◆ **Task brief**:
Look below. Copy each line that has "difference" in it.
┌─ Available records
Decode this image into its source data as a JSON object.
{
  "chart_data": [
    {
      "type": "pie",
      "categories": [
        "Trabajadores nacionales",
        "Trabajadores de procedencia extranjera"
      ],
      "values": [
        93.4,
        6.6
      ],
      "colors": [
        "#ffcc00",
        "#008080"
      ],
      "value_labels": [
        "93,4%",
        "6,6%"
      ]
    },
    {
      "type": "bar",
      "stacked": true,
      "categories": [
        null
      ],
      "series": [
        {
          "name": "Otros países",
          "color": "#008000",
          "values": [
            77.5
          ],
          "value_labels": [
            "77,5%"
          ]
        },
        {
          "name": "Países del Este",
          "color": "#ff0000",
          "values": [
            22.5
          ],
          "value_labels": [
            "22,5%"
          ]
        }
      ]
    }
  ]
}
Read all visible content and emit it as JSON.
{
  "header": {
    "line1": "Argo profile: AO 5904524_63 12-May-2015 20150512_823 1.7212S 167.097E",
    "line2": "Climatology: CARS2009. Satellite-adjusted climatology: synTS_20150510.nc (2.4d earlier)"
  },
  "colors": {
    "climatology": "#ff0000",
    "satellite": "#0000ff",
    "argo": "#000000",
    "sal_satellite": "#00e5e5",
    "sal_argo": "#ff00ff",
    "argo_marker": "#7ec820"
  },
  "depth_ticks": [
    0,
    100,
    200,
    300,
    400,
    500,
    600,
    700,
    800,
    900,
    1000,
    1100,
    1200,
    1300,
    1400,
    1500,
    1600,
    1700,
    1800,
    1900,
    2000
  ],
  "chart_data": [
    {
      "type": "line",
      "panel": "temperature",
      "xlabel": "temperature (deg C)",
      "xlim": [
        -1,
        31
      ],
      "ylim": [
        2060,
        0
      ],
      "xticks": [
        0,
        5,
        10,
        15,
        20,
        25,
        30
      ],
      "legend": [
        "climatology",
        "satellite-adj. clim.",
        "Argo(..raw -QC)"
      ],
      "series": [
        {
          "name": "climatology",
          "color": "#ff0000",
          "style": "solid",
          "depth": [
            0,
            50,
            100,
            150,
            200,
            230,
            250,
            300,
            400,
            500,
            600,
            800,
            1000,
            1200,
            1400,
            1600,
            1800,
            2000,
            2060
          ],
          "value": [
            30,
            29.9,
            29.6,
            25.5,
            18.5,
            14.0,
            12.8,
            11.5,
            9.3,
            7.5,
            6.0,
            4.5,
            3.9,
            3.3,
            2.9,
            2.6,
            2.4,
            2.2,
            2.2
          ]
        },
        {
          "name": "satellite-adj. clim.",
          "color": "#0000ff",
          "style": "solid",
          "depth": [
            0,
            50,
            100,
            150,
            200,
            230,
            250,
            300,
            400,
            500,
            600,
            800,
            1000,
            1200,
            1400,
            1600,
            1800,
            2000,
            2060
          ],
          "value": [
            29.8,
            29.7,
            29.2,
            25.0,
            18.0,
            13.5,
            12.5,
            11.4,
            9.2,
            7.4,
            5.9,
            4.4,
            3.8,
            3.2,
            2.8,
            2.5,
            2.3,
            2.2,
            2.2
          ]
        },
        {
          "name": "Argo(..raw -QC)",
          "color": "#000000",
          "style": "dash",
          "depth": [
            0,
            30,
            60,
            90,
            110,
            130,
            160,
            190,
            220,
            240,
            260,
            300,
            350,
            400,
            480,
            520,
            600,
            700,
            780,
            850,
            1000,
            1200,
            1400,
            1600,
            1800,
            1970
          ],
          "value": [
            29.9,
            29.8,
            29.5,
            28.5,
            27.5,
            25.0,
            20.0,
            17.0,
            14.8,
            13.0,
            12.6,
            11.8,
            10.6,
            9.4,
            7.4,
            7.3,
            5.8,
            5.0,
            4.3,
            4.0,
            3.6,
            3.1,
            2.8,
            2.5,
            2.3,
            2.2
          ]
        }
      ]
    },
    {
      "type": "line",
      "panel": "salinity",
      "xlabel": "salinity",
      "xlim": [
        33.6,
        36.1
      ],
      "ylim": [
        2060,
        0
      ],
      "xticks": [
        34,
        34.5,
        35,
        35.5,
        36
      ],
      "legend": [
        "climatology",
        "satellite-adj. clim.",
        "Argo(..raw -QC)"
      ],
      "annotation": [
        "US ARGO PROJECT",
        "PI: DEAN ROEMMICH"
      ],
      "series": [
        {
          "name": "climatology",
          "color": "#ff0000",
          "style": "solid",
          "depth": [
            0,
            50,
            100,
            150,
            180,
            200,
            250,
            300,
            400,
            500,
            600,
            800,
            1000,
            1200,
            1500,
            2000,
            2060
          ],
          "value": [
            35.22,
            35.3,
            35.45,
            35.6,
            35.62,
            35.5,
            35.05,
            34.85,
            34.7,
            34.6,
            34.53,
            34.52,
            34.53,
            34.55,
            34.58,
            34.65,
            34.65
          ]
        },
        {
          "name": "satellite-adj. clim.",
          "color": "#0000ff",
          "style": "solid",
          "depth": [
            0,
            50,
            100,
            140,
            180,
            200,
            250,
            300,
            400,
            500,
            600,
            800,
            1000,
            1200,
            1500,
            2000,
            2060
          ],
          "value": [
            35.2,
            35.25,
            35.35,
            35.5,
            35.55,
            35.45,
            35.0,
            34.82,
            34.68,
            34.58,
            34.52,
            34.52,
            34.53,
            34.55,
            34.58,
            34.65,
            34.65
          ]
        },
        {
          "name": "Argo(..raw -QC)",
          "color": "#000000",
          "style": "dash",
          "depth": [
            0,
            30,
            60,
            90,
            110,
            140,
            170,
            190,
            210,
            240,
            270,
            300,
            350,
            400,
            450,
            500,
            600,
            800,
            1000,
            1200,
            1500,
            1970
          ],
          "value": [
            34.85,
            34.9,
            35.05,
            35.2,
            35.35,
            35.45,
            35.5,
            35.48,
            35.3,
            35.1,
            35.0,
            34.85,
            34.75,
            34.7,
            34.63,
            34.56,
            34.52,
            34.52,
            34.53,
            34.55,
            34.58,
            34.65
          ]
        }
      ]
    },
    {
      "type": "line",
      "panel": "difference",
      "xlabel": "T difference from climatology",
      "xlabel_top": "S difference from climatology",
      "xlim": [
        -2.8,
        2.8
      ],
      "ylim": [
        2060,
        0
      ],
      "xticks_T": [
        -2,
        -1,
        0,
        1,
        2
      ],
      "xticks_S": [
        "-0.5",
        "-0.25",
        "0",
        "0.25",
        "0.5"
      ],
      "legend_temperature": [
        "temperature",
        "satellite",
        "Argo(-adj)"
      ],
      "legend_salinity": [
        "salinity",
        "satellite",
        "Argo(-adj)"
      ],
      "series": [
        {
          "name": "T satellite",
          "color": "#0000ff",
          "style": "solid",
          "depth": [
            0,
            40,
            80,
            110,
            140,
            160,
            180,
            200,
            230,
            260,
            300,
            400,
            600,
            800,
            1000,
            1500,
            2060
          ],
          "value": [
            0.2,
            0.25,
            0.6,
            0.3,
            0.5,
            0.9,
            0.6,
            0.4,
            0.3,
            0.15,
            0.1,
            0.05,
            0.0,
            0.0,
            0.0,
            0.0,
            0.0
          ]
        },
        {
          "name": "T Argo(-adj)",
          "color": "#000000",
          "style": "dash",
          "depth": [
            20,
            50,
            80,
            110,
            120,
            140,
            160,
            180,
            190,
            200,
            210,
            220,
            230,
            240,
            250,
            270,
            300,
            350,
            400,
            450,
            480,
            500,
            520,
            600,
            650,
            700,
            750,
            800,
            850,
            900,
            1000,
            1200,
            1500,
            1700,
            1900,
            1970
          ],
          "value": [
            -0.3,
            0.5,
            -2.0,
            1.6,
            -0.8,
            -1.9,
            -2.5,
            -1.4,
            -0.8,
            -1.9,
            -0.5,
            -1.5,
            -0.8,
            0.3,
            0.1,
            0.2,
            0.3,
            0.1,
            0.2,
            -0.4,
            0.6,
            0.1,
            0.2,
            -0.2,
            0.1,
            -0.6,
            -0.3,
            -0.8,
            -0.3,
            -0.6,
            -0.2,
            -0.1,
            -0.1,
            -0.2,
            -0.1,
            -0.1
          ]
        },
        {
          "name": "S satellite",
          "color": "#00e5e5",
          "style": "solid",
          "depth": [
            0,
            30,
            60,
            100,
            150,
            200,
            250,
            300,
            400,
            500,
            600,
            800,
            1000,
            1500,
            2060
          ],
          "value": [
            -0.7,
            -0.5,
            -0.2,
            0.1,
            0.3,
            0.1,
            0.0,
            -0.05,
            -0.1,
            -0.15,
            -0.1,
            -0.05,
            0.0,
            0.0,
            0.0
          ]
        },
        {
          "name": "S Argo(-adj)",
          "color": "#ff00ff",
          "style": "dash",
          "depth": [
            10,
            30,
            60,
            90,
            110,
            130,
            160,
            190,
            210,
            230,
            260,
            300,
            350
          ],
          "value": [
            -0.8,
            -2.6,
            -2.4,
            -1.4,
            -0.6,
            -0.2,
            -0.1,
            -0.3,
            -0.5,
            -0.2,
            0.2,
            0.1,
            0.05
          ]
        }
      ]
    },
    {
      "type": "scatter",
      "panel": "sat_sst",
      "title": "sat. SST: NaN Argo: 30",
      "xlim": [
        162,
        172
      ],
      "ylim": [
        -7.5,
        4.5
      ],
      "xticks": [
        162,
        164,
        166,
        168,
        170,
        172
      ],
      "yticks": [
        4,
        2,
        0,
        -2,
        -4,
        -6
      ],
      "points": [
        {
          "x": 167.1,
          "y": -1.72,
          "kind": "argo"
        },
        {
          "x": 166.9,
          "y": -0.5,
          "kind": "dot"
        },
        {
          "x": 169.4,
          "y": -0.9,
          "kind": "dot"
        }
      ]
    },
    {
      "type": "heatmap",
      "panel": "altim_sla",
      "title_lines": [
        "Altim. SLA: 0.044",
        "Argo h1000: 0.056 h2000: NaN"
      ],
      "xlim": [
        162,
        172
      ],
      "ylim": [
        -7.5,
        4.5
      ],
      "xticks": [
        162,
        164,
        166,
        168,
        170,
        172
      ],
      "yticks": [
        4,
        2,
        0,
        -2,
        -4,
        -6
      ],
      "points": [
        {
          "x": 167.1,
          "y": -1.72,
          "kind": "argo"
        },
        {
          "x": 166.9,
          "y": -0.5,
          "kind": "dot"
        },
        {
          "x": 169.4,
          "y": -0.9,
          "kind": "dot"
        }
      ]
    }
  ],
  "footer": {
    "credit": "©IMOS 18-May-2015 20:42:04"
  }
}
└─
◆ **Result of the task**:
      "panel": "difference",
      "xlabel": "T difference from climatology",
      "xlabel_top": "S difference from climatology",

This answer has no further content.